**Direction**. Locate every line in the records below that contains the word "title", and copy each one.

+ + +

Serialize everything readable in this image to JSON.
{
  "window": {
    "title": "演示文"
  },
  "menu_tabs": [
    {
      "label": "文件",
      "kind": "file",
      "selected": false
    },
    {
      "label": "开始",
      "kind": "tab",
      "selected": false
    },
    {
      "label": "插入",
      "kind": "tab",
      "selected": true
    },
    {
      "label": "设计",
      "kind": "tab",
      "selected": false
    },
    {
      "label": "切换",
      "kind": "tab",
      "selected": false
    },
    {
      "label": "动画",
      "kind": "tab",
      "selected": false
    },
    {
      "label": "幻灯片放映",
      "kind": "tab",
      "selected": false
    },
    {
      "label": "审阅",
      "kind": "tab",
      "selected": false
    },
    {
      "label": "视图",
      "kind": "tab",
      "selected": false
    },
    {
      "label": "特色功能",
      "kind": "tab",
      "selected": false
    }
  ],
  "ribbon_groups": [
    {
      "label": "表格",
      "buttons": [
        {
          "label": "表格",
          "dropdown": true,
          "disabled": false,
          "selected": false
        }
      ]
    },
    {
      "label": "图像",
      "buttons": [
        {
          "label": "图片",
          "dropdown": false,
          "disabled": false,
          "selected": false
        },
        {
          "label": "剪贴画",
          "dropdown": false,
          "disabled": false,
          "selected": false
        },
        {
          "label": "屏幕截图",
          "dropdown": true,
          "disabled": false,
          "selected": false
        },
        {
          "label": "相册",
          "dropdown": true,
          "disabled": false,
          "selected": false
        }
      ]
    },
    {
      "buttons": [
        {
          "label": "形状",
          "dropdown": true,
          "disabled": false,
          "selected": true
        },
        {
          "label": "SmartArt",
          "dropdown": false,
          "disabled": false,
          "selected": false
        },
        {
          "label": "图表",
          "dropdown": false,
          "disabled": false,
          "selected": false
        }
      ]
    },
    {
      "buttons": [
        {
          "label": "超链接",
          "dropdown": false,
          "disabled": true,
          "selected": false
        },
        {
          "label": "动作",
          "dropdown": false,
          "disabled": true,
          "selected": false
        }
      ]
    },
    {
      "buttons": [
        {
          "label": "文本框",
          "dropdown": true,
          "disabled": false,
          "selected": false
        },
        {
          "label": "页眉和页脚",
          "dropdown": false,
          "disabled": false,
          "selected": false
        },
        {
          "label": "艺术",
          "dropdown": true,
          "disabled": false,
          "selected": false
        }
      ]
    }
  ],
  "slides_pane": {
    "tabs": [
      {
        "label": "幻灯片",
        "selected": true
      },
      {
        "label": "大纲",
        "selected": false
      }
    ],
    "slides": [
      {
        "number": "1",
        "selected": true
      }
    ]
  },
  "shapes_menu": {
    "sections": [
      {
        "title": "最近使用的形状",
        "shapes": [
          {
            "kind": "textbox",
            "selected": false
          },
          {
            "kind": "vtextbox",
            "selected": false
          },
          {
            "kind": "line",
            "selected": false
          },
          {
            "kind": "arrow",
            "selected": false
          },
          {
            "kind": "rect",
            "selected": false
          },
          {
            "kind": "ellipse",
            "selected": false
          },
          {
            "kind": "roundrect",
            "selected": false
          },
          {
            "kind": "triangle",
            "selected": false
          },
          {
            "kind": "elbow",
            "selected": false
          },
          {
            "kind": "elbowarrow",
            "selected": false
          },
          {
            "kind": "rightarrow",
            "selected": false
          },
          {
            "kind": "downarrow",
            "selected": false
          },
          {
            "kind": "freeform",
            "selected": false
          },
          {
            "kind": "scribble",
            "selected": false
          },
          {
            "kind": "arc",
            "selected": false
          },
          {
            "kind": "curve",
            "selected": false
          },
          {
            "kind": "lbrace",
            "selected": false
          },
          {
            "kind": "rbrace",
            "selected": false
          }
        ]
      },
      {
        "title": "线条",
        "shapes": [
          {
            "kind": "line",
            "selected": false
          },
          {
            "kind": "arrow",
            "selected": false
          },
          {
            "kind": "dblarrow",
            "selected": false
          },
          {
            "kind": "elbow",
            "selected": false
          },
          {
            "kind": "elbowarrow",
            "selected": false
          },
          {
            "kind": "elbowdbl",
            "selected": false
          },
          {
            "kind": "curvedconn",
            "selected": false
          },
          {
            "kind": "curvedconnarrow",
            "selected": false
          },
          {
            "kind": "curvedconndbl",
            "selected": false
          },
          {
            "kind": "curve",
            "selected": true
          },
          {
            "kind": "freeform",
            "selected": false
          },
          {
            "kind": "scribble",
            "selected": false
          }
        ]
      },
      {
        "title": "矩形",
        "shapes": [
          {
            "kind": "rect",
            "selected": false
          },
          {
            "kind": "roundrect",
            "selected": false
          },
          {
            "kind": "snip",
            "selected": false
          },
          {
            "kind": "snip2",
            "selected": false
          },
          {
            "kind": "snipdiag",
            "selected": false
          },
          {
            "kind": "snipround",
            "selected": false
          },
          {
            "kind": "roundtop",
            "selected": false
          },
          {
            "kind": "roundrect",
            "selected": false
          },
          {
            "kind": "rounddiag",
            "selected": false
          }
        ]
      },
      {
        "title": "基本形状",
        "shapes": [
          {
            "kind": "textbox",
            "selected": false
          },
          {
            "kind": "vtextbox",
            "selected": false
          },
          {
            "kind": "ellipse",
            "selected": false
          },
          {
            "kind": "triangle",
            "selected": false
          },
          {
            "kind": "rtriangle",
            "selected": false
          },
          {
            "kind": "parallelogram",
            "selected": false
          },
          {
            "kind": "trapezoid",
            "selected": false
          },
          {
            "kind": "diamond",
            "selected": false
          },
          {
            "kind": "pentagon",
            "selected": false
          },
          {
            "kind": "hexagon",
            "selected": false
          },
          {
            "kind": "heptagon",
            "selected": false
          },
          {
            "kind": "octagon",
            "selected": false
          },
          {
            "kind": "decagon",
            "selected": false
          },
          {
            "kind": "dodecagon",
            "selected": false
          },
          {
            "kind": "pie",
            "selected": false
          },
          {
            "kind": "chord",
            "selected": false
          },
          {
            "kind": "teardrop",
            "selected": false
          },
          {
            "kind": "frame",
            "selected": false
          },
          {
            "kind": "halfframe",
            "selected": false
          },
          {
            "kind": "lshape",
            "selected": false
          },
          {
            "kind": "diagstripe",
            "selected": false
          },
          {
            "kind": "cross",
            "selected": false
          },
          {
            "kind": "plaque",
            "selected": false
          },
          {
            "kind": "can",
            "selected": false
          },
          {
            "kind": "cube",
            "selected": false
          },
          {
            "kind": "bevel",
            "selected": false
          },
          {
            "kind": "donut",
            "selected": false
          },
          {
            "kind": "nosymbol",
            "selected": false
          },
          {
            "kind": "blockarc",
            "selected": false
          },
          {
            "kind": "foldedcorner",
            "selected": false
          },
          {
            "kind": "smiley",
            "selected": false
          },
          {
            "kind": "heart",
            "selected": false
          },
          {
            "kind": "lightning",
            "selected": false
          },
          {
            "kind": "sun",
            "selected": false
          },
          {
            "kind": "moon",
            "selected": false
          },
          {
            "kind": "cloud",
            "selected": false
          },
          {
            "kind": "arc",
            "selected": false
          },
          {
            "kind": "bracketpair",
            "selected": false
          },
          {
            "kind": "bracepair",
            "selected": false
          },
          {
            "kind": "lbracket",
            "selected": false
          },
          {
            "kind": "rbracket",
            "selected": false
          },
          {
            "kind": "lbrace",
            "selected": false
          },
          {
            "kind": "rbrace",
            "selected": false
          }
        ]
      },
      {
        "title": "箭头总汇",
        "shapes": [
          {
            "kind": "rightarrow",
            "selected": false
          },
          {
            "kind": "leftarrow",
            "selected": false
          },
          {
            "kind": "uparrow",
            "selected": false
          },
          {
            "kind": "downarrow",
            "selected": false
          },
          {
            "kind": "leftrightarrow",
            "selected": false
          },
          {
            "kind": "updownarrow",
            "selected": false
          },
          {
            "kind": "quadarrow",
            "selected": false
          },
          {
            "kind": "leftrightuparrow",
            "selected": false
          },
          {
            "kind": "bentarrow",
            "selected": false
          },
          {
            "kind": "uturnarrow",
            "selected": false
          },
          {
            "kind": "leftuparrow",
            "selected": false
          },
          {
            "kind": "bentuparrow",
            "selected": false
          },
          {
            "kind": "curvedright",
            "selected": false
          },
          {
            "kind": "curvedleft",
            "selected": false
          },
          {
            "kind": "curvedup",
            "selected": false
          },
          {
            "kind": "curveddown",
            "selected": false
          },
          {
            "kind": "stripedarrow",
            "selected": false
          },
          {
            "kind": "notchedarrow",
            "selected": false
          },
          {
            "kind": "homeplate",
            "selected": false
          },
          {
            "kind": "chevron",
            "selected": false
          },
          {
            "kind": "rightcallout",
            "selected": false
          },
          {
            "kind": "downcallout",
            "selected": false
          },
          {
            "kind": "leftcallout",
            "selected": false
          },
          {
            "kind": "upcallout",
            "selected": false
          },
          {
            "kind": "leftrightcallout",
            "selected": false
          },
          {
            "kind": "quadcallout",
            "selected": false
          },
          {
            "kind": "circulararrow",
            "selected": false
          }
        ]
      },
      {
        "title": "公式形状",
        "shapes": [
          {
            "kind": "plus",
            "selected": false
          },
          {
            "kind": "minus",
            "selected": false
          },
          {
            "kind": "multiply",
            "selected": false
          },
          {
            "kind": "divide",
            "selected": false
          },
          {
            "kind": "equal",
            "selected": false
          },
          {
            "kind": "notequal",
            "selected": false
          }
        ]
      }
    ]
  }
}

+ + +

**Exercise answer**.
    "title": "演示文"
        "title": "最近使用的形状",
        "title": "线条",
        "title": "矩形",
        "title": "基本形状",
        "title": "箭头总汇",
        "title": "公式形状",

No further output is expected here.